Start of The data

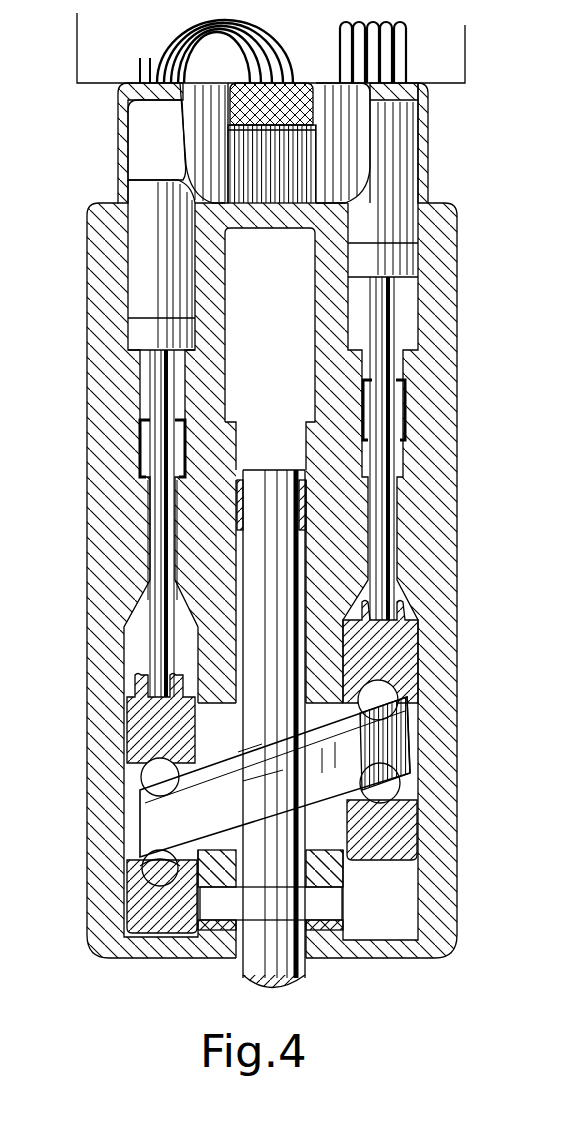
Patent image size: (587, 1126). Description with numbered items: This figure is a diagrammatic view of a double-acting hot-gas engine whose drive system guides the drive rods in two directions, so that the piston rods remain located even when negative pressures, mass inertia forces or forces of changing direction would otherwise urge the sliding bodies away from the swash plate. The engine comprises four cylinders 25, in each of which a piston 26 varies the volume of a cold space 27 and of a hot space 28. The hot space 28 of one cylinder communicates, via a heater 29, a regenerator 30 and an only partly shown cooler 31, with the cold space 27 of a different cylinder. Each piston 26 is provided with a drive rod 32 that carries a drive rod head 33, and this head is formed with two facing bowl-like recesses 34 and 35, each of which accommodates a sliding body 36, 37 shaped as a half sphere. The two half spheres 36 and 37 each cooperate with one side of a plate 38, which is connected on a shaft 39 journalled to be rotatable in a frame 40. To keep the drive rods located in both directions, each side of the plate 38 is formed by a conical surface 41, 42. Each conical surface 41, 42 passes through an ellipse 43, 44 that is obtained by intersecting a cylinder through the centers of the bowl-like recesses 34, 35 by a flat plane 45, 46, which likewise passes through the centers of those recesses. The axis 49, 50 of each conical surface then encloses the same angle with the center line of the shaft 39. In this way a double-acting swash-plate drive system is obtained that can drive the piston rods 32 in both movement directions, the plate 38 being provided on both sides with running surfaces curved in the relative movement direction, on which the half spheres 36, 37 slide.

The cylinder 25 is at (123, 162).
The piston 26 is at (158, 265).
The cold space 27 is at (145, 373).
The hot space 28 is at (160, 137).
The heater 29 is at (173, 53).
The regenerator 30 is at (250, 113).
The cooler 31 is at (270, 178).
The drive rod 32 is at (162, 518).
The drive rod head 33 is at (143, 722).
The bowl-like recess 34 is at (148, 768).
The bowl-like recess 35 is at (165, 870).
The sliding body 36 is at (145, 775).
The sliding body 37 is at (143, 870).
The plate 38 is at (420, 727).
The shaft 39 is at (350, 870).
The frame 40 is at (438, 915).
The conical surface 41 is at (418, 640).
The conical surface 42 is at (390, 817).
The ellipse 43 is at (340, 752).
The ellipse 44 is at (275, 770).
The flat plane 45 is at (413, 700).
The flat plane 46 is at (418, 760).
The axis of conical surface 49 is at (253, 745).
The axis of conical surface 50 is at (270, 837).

End of The data

_Task:_ Reproduce verbatim the records from their beginning through the line containing "The drive rod 32 is at (162, 518).", inclusive, omitting the pictures.

_Task response:_
Patent image size: (587, 1126). Description with numbered items: This figure is a diagrammatic view of a double-acting hot-gas engine whose drive system guides the drive rods in two directions, so that the piston rods remain located even when negative pressures, mass inertia forces or forces of changing direction would otherwise urge the sliding bodies away from the swash plate. The engine comprises four cylinders 25, in each of which a piston 26 varies the volume of a cold space 27 and of a hot space 28. The hot space 28 of one cylinder communicates, via a heater 29, a regenerator 30 and an only partly shown cooler 31, with the cold space 27 of a different cylinder. Each piston 26 is provided with a drive rod 32 that carries a drive rod head 33, and this head is formed with two facing bowl-like recesses 34 and 35, each of which accommodates a sliding body 36, 37 shaped as a half sphere. The two half spheres 36 and 37 each cooperate with one side of a plate 38, which is connected on a shaft 39 journalled to be rotatable in a frame 40. To keep the drive rods located in both directions, each side of the plate 38 is formed by a conical surface 41, 42. Each conical surface 41, 42 passes through an ellipse 43, 44 that is obtained by intersecting a cylinder through the centers of the bowl-like recesses 34, 35 by a flat plane 45, 46, which likewise passes through the centers of those recesses. The axis 49, 50 of each conical surface then encloses the same angle with the center line of the shaft 39. In this way a double-acting swash-plate drive system is obtained that can drive the piston rods 32 in both movement directions, the plate 38 being provided on both sides with running surfaces curved in the relative movement direction, on which the half spheres 36, 37 slide.

The cylinder 25 is at (123, 162).
The piston 26 is at (158, 265).
The cold space 27 is at (145, 373).
The hot space 28 is at (160, 137).
The heater 29 is at (173, 53).
The regenerator 30 is at (250, 113).
The cooler 31 is at (270, 178).
The drive rod 32 is at (162, 518).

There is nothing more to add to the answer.